Begin AVAILABLE RECORDS

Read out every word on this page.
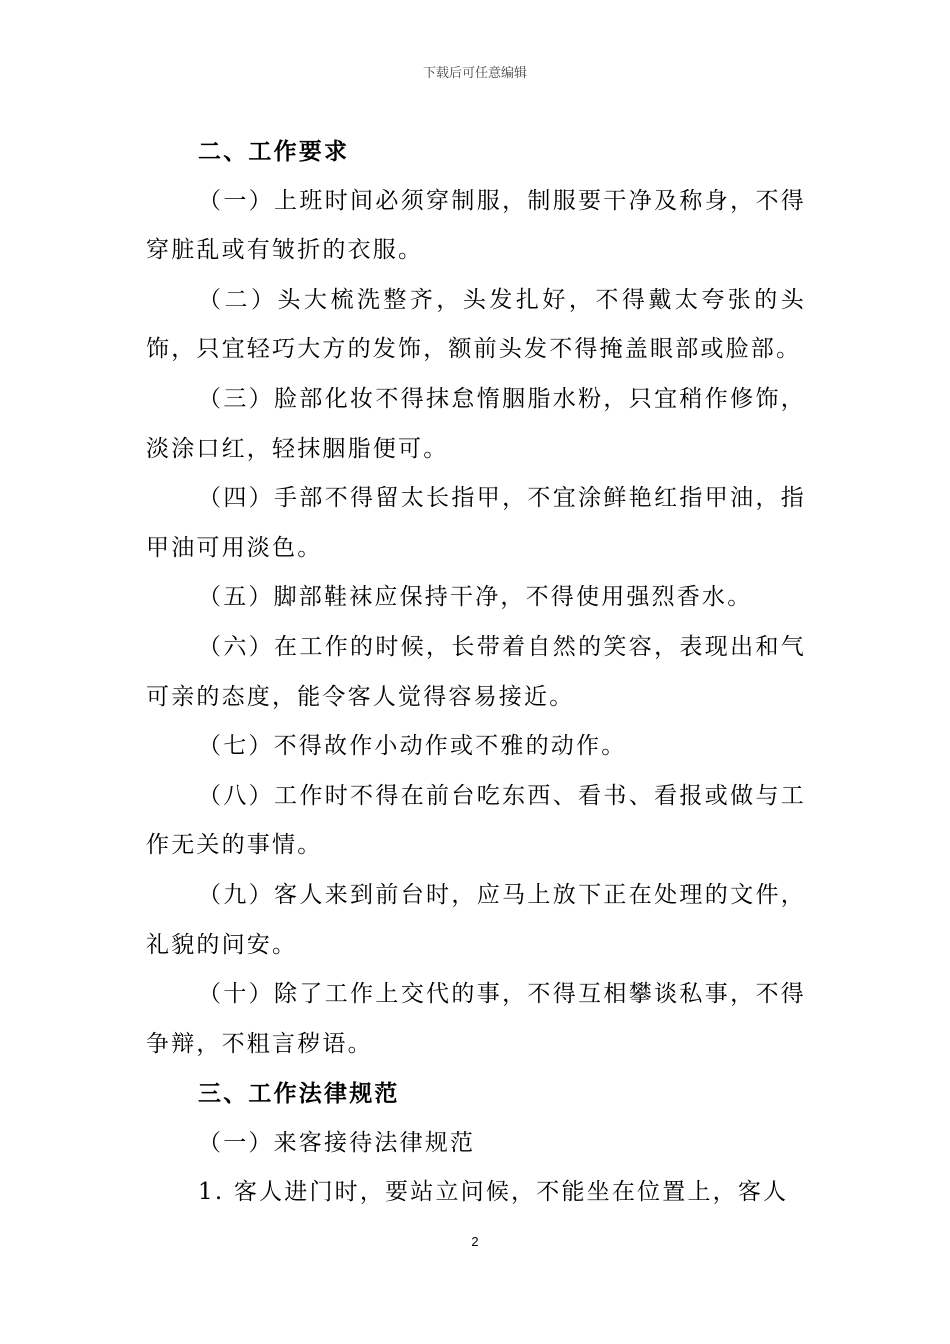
下载后可任意编辑

二、工作要求

（一）上班时间必须穿制服，制服要干净及称身，不得穿脏乱或有皱折的衣服。

（二）头大梳洗整齐，头发扎好，不得戴太夸张的头饰，只宜轻巧大方的发饰，额前头发不得掩盖眼部或脸部。

（三）脸部化妆不得抹怠惰胭脂水粉，只宜稍作修饰，淡涂口红，轻抹胭脂便可。

（四）手部不得留太长指甲，不宜涂鲜艳红指甲油，指甲油可用淡色。

（五）脚部鞋袜应保持干净，不得使用强烈香水。

（六）在工作的时候，长带着自然的笑容，表现出和气可亲的态度，能令客人觉得容易接近。

（七）不得故作小动作或不雅的动作。

（八）工作时不得在前台吃东西、看书、看报或做与工作无关的事情。

（九）客人来到前台时，应马上放下正在处理的文件，礼貌的问安。

（十）除了工作上交代的事，不得互相攀谈私事，不得争辩，不粗言秽语。

三、工作法律规范

（一）来客接待法律规范

1. 客人进门时，要站立问候，不能坐在位置上，客人

2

End AVAILABLE RECORDS

Reproduce the data above in full, exactly as it is, with the pictures left out.

_RESPONSE TO THE TASK_:
Read out every word on this page.
下载后可任意编辑

二、工作要求

（一）上班时间必须穿制服，制服要干净及称身，不得穿脏乱或有皱折的衣服。

（二）头大梳洗整齐，头发扎好，不得戴太夸张的头饰，只宜轻巧大方的发饰，额前头发不得掩盖眼部或脸部。

（三）脸部化妆不得抹怠惰胭脂水粉，只宜稍作修饰，淡涂口红，轻抹胭脂便可。

（四）手部不得留太长指甲，不宜涂鲜艳红指甲油，指甲油可用淡色。

（五）脚部鞋袜应保持干净，不得使用强烈香水。

（六）在工作的时候，长带着自然的笑容，表现出和气可亲的态度，能令客人觉得容易接近。

（七）不得故作小动作或不雅的动作。

（八）工作时不得在前台吃东西、看书、看报或做与工作无关的事情。

（九）客人来到前台时，应马上放下正在处理的文件，礼貌的问安。

（十）除了工作上交代的事，不得互相攀谈私事，不得争辩，不粗言秽语。

三、工作法律规范

（一）来客接待法律规范

1. 客人进门时，要站立问候，不能坐在位置上，客人

2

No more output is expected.